▸ **Written exercise**: Below is a listing; copy all of it exactly.

- - -

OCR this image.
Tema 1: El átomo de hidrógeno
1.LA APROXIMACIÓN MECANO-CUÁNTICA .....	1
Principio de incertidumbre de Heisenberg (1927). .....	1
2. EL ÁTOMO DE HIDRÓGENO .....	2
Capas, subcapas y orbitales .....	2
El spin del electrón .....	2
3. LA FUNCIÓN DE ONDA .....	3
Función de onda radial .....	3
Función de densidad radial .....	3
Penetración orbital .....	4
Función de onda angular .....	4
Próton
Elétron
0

- - -

▸ **Written solution**:
OCR this image.
Tema 1: El átomo de hidrógeno
1.LA APROXIMACIÓN MECANO-CUÁNTICA .....	1
Principio de incertidumbre de Heisenberg (1927). .....	1
2. EL ÁTOMO DE HIDRÓGENO .....	2
Capas, subcapas y orbitales .....	2
El spin del electrón .....	2
3. LA FUNCIÓN DE ONDA .....	3
Función de onda radial .....	3
Función de densidad radial .....	3
Penetración orbital .....	4
Función de onda angular .....	4
Próton
Elétron
0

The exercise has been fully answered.